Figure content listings
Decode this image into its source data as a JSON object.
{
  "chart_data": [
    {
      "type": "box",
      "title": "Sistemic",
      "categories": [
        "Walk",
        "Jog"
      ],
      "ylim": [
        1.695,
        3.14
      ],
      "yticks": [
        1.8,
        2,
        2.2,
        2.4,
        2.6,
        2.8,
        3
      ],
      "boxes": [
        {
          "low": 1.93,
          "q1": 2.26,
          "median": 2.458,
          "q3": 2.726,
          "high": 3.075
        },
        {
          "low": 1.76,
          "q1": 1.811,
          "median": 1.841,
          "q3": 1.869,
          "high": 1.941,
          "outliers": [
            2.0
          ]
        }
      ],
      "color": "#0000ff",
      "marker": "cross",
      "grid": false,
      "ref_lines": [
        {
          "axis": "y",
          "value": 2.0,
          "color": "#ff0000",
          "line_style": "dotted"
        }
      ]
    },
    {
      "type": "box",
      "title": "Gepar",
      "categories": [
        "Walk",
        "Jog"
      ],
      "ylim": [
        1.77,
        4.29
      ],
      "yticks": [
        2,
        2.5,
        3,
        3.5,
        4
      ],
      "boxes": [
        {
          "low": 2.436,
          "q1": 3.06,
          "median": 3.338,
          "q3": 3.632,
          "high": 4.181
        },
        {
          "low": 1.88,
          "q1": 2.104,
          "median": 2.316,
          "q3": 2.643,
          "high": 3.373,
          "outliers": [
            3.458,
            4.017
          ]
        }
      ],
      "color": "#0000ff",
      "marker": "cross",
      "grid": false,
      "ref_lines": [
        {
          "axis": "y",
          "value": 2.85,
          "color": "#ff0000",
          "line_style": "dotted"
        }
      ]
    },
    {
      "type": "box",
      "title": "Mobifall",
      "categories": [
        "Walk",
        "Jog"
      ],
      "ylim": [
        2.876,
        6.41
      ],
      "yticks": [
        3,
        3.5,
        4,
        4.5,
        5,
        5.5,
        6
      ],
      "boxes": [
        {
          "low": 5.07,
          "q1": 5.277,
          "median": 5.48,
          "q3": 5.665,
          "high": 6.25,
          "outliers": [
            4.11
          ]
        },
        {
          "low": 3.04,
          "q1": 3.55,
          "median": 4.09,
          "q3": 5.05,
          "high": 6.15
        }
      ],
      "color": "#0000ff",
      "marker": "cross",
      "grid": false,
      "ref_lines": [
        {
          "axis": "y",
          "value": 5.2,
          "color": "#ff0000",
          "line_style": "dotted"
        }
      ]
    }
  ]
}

WRITTEN INSTRUCTION: The entries above should be repeated exactly, every one of them.

ANSWER FOR THIS EXERCISE:
Decode this image into its source data as a JSON object.
{
  "chart_data": [
    {
      "type": "box",
      "title": "Sistemic",
      "categories": [
        "Walk",
        "Jog"
      ],
      "ylim": [
        1.695,
        3.14
      ],
      "yticks": [
        1.8,
        2,
        2.2,
        2.4,
        2.6,
        2.8,
        3
      ],
      "boxes": [
        {
          "low": 1.93,
          "q1": 2.26,
          "median": 2.458,
          "q3": 2.726,
          "high": 3.075
        },
        {
          "low": 1.76,
          "q1": 1.811,
          "median": 1.841,
          "q3": 1.869,
          "high": 1.941,
          "outliers": [
            2.0
          ]
        }
      ],
      "color": "#0000ff",
      "marker": "cross",
      "grid": false,
      "ref_lines": [
        {
          "axis": "y",
          "value": 2.0,
          "color": "#ff0000",
          "line_style": "dotted"
        }
      ]
    },
    {
      "type": "box",
      "title": "Gepar",
      "categories": [
        "Walk",
        "Jog"
      ],
      "ylim": [
        1.77,
        4.29
      ],
      "yticks": [
        2,
        2.5,
        3,
        3.5,
        4
      ],
      "boxes": [
        {
          "low": 2.436,
          "q1": 3.06,
          "median": 3.338,
          "q3": 3.632,
          "high": 4.181
        },
        {
          "low": 1.88,
          "q1": 2.104,
          "median": 2.316,
          "q3": 2.643,
          "high": 3.373,
          "outliers": [
            3.458,
            4.017
          ]
        }
      ],
      "color": "#0000ff",
      "marker": "cross",
      "grid": false,
      "ref_lines": [
        {
          "axis": "y",
          "value": 2.85,
          "color": "#ff0000",
          "line_style": "dotted"
        }
      ]
    },
    {
      "type": "box",
      "title": "Mobifall",
      "categories": [
        "Walk",
        "Jog"
      ],
      "ylim": [
        2.876,
        6.41
      ],
      "yticks": [
        3,
        3.5,
        4,
        4.5,
        5,
        5.5,
        6
      ],
      "boxes": [
        {
          "low": 5.07,
          "q1": 5.277,
          "median": 5.48,
          "q3": 5.665,
          "high": 6.25,
          "outliers": [
            4.11
          ]
        },
        {
          "low": 3.04,
          "q1": 3.55,
          "median": 4.09,
          "q3": 5.05,
          "high": 6.15
        }
      ],
      "color": "#0000ff",
      "marker": "cross",
      "grid": false,
      "ref_lines": [
        {
          "axis": "y",
          "value": 5.2,
          "color": "#ff0000",
          "line_style": "dotted"
        }
      ]
    }
  ]
}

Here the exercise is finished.